EXERCISE INSTRUCTIONS: Each entry below must be repeated word for word.

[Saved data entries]
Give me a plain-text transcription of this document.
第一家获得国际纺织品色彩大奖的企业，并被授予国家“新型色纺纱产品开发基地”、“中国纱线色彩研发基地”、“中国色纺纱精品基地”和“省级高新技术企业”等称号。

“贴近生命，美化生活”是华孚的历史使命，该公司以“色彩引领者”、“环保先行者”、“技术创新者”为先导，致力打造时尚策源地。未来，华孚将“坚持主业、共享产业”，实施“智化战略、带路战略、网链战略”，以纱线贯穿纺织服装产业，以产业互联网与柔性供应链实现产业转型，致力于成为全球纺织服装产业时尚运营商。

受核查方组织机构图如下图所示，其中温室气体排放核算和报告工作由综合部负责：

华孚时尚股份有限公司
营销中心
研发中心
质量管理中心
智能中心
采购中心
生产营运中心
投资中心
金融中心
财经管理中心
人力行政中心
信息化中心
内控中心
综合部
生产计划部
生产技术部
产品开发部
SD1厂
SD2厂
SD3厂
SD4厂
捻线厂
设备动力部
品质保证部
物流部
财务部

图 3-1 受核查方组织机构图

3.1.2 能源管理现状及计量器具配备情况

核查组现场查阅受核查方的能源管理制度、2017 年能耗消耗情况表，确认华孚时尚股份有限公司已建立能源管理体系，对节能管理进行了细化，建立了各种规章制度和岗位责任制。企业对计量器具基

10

RESULT OF THE TASK:
Give me a plain-text transcription of this document.
第一家获得国际纺织品色彩大奖的企业，并被授予国家“新型色纺纱产品开发基地”、“中国纱线色彩研发基地”、“中国色纺纱精品基地”和“省级高新技术企业”等称号。

“贴近生命，美化生活”是华孚的历史使命，该公司以“色彩引领者”、“环保先行者”、“技术创新者”为先导，致力打造时尚策源地。未来，华孚将“坚持主业、共享产业”，实施“智化战略、带路战略、网链战略”，以纱线贯穿纺织服装产业，以产业互联网与柔性供应链实现产业转型，致力于成为全球纺织服装产业时尚运营商。

受核查方组织机构图如下图所示，其中温室气体排放核算和报告工作由综合部负责：

华孚时尚股份有限公司
营销中心
研发中心
质量管理中心
智能中心
采购中心
生产营运中心
投资中心
金融中心
财经管理中心
人力行政中心
信息化中心
内控中心
综合部
生产计划部
生产技术部
产品开发部
SD1厂
SD2厂
SD3厂
SD4厂
捻线厂
设备动力部
品质保证部
物流部
财务部

图 3-1 受核查方组织机构图

3.1.2 能源管理现状及计量器具配备情况

核查组现场查阅受核查方的能源管理制度、2017 年能耗消耗情况表，确认华孚时尚股份有限公司已建立能源管理体系，对节能管理进行了细化，建立了各种规章制度和岗位责任制。企业对计量器具基

10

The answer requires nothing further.